▶ [WHAT IS REQUIRED]: Reproduce every record below exactly as written, leaving out any pictures.

>> START EXERCISE DATA

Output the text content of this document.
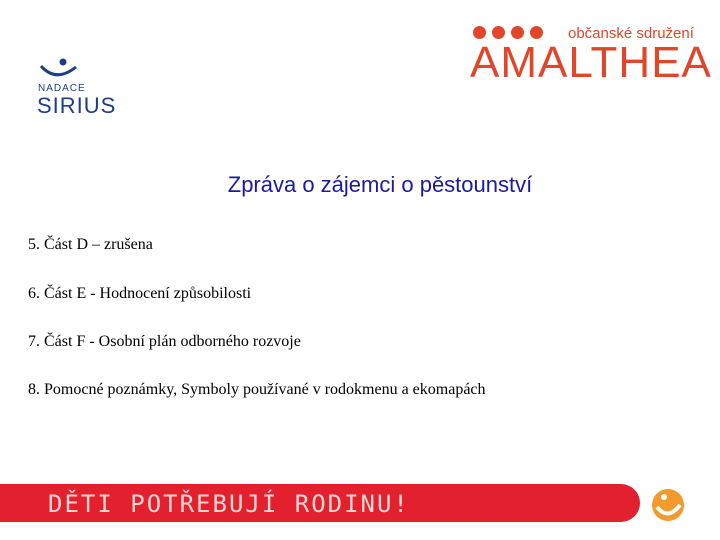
NADACE
SIRIUS
občanské sdružení
AMALTHEA
Zpráva o zájemci o pěstounství
5. Část D – zrušena
6. Část E - Hodnocení způsobilosti
7. Část F - Osobní plán odborného rozvoje
8. Pomocné poznámky, Symboly používané v rodokmenu a ekomapách
DĚTI POTŘEBUJÍ RODINU!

>> END EXERCISE DATA

▶ [ANSWER TO THE TASK]:
Output the text content of this document.
NADACE
SIRIUS
občanské sdružení
AMALTHEA
Zpráva o zájemci o pěstounství
5. Část D – zrušena
6. Část E - Hodnocení způsobilosti
7. Část F - Osobní plán odborného rozvoje
8. Pomocné poznámky, Symboly používané v rodokmenu a ekomapách
DĚTI POTŘEBUJÍ RODINU!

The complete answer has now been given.